═════ Data shown

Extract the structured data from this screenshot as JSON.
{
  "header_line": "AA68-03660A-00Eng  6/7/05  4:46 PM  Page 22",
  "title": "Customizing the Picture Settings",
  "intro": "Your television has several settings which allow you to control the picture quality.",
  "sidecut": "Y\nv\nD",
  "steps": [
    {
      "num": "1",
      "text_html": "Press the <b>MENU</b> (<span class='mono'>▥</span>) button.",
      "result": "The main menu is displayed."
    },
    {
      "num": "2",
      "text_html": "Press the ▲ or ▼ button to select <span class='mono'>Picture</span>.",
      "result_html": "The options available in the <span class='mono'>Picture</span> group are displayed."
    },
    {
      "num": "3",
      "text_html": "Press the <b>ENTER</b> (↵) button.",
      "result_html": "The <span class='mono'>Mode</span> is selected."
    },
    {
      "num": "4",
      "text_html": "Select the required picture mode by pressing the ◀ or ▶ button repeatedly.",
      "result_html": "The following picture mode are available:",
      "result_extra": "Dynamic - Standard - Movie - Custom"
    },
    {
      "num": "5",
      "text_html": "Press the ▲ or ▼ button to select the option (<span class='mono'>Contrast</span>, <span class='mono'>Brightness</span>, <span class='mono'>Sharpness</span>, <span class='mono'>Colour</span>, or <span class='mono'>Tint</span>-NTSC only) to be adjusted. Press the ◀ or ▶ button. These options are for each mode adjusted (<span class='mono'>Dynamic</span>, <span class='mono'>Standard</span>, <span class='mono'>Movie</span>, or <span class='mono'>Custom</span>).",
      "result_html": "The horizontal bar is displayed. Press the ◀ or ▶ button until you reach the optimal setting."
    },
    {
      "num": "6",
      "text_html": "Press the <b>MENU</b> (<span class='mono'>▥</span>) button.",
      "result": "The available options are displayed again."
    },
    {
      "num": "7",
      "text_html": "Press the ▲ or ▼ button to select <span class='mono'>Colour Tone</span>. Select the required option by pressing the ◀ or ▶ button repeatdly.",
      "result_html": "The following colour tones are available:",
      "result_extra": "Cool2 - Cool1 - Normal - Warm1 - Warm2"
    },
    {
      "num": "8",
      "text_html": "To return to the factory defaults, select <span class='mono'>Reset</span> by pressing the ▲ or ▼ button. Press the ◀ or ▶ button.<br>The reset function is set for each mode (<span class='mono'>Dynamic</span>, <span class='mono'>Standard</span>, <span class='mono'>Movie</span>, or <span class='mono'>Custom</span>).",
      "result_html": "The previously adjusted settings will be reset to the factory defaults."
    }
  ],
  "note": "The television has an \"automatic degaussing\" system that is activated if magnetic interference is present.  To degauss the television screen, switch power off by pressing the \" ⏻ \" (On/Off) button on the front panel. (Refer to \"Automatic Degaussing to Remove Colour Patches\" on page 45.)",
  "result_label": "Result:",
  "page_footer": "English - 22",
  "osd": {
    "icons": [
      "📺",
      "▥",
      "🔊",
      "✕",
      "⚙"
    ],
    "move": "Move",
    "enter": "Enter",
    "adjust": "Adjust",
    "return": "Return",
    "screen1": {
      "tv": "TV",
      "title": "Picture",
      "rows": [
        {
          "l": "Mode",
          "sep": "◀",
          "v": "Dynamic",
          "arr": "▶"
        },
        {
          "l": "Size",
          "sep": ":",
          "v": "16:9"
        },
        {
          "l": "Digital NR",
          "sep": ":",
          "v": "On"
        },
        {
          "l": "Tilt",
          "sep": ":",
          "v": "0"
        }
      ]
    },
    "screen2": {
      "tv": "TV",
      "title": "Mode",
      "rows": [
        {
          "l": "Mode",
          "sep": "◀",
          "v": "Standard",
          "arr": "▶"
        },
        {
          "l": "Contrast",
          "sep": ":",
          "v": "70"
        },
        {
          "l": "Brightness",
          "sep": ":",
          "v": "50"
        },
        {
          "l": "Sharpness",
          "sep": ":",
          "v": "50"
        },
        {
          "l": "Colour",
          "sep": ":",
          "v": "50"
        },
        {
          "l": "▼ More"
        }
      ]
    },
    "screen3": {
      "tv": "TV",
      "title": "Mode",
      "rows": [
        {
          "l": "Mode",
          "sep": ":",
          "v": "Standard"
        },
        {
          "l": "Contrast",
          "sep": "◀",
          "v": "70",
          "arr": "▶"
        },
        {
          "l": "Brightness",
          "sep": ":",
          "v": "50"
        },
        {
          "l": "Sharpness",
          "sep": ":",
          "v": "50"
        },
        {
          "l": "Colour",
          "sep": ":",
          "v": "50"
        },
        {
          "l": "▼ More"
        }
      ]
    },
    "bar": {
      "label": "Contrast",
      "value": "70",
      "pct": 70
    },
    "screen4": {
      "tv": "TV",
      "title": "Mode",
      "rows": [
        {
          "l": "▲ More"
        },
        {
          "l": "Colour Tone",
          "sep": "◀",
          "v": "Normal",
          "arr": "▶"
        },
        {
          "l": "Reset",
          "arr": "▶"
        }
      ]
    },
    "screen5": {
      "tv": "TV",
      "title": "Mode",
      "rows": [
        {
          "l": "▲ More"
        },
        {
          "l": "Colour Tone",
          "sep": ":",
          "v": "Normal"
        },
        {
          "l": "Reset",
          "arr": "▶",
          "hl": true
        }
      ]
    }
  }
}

══════════

Task to carry out:
Return only those lines of the records that contain the string "required".

Written solution:
      "text_html": "Select the required picture mode by pressing the ◀ or ▶ button repeatedly.",
      "text_html": "Press the ▲ or ▼ button to select <span class='mono'>Colour Tone</span>. Select the required option by pressing the ◀ or ▶ button repeatdly.",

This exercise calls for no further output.